— BEGIN —

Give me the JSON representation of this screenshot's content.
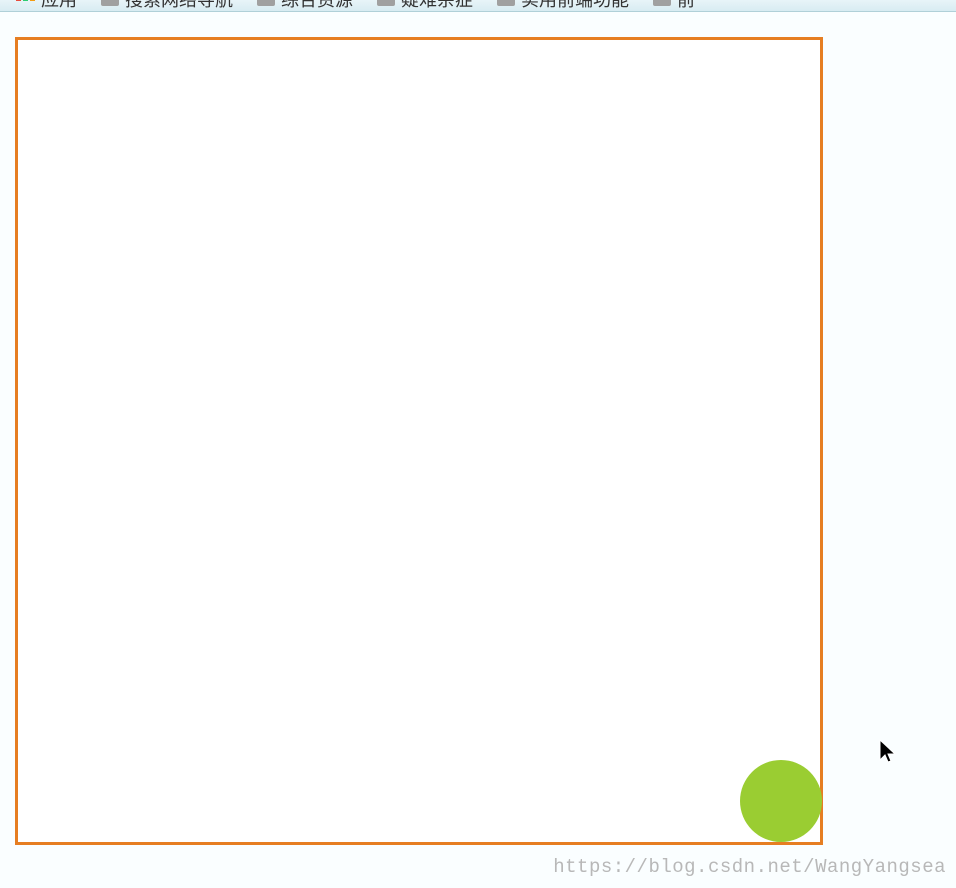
{
  "bookmarks": {
    "items": [
      {
        "label": "应用",
        "type": "app"
      },
      {
        "label": "搜索网络导航",
        "type": "folder"
      },
      {
        "label": "综合资源",
        "type": "folder"
      },
      {
        "label": "疑难杂症",
        "type": "folder"
      },
      {
        "label": "实用前端功能",
        "type": "folder"
      },
      {
        "label": "前",
        "type": "folder"
      }
    ]
  },
  "canvas": {
    "border_color": "#e67e22",
    "ball_color": "#9acd32"
  },
  "watermark": {
    "text": "https://blog.csdn.net/WangYangsea"
  }
}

— END —

→ **Prompt**: Go through the records and gather the lines that hold "label".

→ **Expected answer**:
        "label": "应用",
        "label": "搜索网络导航",
        "label": "综合资源",
        "label": "疑难杂症",
        "label": "实用前端功能",
        "label": "前",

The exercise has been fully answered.